Dataset records on visual material
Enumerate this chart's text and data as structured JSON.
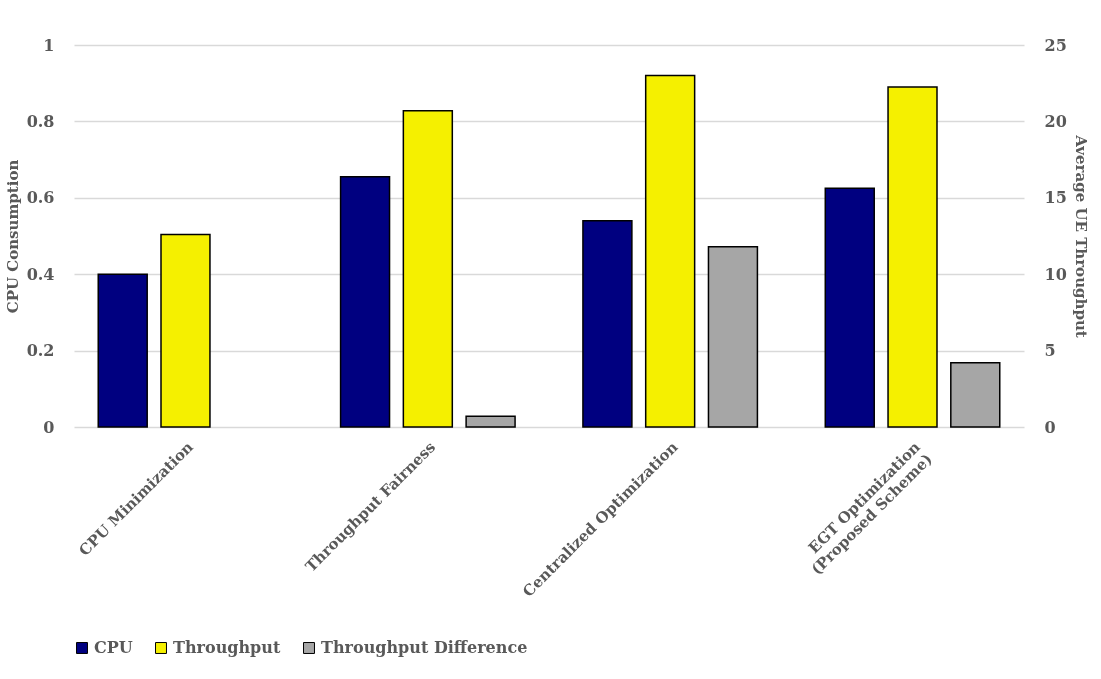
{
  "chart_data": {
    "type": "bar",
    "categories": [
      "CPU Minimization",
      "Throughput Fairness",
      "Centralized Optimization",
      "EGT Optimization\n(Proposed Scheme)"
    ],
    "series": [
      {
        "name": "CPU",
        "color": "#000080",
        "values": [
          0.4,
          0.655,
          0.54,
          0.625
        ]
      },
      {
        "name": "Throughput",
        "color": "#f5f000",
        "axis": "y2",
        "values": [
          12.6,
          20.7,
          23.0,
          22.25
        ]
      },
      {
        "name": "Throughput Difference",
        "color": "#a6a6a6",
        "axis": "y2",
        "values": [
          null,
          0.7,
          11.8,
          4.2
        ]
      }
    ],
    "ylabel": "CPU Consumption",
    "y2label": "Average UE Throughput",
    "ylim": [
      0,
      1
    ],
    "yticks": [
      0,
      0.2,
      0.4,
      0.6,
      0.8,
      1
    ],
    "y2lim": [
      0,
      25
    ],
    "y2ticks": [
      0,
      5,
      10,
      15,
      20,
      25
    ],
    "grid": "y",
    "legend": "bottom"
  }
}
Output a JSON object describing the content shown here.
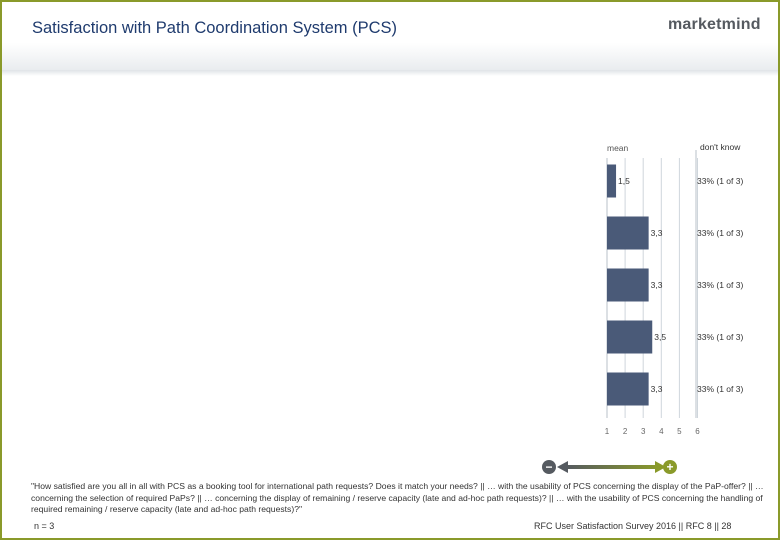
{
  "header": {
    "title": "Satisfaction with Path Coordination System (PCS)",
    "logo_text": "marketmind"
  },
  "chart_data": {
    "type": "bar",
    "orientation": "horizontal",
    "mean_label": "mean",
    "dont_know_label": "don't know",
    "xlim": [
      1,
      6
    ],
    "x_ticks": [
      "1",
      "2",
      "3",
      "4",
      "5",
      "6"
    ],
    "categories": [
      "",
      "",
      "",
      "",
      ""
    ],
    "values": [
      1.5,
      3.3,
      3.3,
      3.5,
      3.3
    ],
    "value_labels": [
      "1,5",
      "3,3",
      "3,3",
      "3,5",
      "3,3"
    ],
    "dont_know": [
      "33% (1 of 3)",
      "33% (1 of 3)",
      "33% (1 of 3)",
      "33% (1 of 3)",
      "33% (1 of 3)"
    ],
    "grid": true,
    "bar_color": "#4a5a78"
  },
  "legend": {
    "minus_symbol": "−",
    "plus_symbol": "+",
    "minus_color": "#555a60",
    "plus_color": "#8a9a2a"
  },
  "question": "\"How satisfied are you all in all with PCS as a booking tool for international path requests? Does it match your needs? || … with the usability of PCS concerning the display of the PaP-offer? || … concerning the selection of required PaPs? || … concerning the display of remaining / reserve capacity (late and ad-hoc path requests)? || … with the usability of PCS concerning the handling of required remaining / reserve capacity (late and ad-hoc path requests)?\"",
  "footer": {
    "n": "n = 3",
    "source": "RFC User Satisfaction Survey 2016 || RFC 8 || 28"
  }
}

* [Given problem]:
Copy each line of the data that contains the word "with".

* [Task solution]:
    "title": "Satisfaction with Path Coordination System (PCS)",
  "question": "\"How satisfied are you all in all with PCS as a booking tool for international path requests? Does it match your needs? || … with the usability of PCS concerning the display of the PaP-offer? || … concerning the selection of required PaPs? || … concerning the display of remaining / reserve capacity (late and ad-hoc path requests)? || … with the usability of PCS concerning the handling of required remaining / reserve capacity (late and ad-hoc path requests)?\"",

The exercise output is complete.